====== Excerpted data ======

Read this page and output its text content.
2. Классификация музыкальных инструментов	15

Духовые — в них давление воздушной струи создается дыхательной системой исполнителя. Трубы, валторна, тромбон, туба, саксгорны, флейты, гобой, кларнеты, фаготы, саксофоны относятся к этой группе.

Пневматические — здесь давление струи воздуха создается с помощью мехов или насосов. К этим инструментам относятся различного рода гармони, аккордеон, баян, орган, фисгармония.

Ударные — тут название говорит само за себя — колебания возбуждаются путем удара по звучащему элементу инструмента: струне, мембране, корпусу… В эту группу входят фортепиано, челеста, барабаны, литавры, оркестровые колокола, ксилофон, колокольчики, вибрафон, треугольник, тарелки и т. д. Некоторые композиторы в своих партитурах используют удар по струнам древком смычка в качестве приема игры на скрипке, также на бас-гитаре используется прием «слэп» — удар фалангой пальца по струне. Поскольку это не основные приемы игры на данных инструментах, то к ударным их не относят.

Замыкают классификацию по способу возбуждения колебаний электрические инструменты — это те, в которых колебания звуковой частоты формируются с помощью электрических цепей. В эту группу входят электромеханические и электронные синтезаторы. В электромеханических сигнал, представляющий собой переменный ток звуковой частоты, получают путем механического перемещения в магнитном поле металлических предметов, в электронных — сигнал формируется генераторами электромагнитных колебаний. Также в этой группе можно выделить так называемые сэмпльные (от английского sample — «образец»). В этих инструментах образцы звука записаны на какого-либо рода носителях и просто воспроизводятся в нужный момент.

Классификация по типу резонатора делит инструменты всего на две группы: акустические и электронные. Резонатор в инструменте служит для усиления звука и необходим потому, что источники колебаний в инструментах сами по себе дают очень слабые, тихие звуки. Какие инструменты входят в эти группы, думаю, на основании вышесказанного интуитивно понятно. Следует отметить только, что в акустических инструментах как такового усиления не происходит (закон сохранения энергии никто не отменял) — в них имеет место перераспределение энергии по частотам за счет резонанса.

======

** The task **
Show, from the material above, each line that includes the string "создается".

** Completed exercise **
Духовые — в них давление воздушной струи создается дыхательной системой исполнителя. Трубы, валторна, тромбон, туба, саксгорны, флейты, гобой, кларнеты, фаготы, саксофоны относятся к этой группе.
Пневматические — здесь давление струи воздуха создается с помощью мехов или насосов. К этим инструментам относятся различного рода гармони, аккордеон, баян, орган, фисгармония.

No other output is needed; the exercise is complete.